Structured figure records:

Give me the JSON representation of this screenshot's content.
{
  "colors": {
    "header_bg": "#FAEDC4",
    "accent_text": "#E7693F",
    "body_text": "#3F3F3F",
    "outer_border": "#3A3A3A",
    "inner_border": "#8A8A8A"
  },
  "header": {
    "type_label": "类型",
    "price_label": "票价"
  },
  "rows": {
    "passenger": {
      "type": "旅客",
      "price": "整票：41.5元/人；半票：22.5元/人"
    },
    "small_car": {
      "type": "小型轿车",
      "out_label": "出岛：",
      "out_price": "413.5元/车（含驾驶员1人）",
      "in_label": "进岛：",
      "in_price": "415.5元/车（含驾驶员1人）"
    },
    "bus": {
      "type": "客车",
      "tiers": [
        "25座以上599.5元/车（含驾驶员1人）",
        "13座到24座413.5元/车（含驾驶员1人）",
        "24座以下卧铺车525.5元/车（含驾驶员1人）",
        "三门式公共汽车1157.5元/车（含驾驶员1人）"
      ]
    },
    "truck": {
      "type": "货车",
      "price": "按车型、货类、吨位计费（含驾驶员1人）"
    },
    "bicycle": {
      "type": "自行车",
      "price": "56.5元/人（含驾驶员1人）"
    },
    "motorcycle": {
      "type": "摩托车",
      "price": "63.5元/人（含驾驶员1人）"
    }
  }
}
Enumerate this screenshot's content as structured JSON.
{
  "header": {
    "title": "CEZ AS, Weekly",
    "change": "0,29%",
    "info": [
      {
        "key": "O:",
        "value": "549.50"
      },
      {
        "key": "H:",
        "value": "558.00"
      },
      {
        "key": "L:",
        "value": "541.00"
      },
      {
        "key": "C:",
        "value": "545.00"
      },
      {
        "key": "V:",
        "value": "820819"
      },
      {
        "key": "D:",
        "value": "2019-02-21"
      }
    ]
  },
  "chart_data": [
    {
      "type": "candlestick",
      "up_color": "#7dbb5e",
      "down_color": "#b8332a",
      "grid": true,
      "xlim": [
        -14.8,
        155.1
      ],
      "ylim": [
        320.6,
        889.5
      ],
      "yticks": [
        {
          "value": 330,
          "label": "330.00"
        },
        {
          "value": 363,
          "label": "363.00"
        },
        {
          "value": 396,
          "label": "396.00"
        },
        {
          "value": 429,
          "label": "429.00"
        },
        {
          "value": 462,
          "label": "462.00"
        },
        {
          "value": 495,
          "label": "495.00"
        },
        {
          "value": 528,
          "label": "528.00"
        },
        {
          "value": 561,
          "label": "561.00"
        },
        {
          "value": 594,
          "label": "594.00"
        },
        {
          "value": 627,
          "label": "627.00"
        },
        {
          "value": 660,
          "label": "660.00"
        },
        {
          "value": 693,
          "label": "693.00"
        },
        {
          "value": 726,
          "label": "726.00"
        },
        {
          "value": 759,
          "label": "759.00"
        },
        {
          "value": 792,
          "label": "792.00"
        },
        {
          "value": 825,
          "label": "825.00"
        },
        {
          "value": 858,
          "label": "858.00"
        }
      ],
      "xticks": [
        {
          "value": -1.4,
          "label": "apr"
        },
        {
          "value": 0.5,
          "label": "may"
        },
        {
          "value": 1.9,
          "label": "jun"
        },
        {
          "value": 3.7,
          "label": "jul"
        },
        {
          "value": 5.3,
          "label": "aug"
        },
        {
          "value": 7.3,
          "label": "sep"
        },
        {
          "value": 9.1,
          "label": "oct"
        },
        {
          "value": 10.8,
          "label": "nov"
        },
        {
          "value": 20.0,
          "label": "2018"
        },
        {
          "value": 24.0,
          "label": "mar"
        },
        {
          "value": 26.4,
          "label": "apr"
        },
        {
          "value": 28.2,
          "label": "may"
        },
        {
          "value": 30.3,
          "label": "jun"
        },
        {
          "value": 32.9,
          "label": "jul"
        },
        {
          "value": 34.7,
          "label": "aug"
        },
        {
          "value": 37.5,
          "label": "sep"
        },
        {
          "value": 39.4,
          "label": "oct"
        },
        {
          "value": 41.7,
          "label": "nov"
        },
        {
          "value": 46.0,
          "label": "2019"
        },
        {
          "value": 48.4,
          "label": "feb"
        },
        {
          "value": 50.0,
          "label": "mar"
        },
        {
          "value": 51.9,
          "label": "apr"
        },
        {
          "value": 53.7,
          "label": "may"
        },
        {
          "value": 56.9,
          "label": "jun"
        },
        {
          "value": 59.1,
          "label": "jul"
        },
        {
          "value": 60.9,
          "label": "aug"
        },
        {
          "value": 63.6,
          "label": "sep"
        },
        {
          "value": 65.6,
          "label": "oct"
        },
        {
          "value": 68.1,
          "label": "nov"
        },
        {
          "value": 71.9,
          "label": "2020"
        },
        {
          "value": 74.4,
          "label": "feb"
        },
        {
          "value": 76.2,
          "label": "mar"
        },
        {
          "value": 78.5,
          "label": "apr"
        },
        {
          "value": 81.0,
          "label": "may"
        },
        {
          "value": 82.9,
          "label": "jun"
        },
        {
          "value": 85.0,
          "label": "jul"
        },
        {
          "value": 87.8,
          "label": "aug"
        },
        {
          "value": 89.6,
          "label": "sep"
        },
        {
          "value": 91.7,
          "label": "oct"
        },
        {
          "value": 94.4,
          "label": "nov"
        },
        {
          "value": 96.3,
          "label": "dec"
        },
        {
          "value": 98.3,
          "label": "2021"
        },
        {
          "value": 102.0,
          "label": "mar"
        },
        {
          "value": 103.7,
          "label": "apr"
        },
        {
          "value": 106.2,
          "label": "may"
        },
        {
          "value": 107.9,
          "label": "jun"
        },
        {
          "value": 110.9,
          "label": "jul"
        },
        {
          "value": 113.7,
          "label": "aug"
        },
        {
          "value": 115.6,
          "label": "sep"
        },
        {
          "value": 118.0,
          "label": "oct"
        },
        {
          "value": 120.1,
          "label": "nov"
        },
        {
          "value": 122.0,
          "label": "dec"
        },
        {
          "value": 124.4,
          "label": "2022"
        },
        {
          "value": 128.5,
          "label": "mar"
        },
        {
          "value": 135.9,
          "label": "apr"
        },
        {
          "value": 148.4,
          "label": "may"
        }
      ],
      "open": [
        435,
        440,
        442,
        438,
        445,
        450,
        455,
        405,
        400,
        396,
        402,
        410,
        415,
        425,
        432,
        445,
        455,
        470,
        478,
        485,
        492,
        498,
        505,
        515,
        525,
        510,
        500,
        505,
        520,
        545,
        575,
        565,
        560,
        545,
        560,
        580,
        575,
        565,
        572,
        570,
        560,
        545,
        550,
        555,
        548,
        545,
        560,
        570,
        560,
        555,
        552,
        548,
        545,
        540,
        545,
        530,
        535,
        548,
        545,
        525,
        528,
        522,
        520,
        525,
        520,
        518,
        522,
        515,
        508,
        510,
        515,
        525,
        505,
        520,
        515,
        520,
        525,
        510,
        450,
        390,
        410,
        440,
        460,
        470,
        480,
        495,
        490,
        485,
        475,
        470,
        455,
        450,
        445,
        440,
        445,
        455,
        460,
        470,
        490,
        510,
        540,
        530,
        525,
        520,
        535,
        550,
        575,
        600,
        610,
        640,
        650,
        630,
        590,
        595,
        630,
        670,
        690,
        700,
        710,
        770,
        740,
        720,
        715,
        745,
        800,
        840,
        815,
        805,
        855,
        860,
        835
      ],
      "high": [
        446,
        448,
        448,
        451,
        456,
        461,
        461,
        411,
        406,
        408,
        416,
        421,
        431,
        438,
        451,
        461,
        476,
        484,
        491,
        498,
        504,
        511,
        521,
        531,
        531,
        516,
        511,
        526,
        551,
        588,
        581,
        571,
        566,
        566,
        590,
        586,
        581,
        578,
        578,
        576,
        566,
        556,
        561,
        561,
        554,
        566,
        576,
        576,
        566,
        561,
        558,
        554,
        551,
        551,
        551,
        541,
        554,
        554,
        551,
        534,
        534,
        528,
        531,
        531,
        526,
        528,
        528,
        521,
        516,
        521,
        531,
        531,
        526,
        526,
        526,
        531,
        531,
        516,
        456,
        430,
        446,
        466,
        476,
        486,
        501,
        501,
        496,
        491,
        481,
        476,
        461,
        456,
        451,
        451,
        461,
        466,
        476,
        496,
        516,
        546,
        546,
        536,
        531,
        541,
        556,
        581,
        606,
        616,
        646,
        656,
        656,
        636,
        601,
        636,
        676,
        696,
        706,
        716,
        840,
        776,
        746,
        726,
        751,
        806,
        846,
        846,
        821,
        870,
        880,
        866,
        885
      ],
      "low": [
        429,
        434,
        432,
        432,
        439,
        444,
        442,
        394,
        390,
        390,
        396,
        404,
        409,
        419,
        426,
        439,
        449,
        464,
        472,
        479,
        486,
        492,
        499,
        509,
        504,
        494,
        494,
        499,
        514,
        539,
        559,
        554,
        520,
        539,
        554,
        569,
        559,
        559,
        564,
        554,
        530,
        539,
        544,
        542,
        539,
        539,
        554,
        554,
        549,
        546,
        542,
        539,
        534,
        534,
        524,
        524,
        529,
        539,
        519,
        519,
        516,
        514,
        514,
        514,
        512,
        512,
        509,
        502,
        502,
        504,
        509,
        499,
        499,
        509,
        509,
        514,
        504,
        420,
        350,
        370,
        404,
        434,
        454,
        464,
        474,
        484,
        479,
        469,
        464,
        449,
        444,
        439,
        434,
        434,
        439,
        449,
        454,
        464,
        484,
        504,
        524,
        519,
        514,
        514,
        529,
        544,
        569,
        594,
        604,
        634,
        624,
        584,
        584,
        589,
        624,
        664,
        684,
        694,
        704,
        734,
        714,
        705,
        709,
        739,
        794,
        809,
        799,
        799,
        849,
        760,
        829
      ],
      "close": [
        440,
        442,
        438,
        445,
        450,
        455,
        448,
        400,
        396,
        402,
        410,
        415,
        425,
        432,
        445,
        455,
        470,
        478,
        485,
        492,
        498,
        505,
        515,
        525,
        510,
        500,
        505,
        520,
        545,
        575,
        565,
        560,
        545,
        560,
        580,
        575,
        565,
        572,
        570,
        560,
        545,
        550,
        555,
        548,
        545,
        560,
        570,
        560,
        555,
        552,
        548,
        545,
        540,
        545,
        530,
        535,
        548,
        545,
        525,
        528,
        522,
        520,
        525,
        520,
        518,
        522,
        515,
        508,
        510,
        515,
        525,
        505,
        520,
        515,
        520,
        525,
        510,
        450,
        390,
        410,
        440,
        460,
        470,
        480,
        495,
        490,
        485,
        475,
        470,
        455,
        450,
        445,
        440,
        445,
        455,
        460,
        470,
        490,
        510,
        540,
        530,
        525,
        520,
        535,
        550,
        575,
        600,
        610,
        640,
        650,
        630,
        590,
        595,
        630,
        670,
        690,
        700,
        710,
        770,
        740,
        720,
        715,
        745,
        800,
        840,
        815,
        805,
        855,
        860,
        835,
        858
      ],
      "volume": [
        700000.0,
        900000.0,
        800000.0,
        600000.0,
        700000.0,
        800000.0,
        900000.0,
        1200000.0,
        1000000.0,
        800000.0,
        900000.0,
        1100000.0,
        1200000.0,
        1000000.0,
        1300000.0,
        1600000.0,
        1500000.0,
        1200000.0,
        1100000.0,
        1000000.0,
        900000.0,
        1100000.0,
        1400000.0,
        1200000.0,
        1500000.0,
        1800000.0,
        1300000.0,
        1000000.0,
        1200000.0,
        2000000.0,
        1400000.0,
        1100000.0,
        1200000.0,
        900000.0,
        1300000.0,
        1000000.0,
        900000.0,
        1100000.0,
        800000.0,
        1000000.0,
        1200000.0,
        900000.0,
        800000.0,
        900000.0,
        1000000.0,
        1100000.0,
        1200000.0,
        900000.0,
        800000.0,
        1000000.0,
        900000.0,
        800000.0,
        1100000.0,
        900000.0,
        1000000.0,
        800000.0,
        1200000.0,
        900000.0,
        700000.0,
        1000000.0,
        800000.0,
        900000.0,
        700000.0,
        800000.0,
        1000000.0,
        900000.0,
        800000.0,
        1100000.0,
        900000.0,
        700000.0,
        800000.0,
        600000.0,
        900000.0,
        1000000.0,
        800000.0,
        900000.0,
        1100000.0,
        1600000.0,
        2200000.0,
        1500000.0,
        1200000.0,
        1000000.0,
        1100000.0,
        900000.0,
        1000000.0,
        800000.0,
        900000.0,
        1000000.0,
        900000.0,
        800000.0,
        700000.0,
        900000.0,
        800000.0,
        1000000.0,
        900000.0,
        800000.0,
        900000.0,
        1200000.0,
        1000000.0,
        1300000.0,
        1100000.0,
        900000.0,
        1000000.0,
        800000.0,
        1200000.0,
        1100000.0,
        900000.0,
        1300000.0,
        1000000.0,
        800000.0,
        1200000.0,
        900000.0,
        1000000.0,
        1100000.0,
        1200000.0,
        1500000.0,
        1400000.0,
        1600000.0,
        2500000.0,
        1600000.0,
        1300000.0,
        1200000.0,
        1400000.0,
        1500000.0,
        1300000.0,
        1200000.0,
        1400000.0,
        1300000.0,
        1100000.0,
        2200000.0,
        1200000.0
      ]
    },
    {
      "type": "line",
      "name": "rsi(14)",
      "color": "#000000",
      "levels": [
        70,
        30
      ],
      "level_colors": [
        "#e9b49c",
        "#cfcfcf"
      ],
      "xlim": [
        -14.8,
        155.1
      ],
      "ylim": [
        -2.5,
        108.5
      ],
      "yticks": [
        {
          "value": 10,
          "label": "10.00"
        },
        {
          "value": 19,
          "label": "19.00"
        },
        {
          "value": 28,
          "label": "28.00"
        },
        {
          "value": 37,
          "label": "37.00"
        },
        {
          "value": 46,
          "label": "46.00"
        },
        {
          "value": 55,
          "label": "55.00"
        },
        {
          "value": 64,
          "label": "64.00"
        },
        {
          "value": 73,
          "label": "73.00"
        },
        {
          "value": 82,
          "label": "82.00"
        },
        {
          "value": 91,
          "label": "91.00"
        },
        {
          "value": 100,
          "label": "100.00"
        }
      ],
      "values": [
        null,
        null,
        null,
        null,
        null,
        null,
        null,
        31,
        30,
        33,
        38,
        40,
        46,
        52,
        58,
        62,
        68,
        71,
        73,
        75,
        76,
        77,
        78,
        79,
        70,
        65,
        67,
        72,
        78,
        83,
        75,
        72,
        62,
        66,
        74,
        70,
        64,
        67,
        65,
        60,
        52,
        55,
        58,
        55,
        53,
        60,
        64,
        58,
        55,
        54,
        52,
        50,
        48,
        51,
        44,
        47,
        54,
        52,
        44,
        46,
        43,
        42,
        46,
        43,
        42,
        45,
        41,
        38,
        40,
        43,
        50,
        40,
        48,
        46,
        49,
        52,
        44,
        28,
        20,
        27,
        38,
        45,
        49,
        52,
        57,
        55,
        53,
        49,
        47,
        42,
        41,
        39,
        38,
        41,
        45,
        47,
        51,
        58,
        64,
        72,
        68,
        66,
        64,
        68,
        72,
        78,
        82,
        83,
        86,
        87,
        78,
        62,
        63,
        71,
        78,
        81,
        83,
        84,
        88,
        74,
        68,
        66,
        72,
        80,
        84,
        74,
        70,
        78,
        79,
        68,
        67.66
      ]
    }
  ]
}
---
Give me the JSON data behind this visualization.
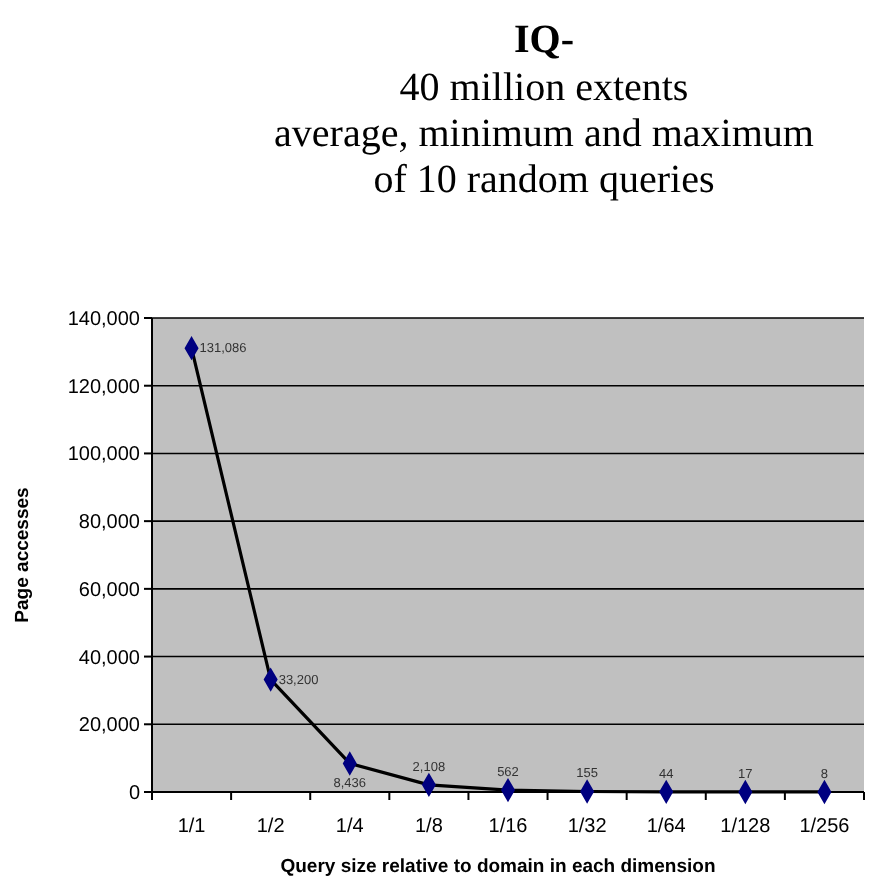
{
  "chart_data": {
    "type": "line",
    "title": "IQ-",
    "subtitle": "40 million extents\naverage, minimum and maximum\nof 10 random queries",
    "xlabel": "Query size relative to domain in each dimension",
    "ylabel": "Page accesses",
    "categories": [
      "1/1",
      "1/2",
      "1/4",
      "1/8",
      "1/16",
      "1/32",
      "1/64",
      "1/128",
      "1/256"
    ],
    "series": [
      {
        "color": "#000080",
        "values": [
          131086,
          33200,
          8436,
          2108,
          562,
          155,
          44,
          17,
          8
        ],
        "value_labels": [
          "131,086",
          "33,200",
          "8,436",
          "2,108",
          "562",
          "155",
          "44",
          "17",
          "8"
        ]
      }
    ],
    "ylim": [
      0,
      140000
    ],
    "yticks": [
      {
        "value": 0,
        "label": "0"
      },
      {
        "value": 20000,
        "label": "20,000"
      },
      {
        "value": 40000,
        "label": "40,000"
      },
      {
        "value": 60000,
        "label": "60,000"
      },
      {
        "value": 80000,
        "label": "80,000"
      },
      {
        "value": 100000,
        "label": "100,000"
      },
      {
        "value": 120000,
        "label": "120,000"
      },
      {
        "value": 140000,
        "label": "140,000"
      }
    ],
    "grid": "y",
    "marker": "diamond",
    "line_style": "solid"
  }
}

* PROBLEM DESCRIPTION
Look through the records and gather every line containing "Give".

* RESULT OF THIS EXERCISE
Give me the JSON representation of this screenshot's content.
Give me the JSON data behind this visualization.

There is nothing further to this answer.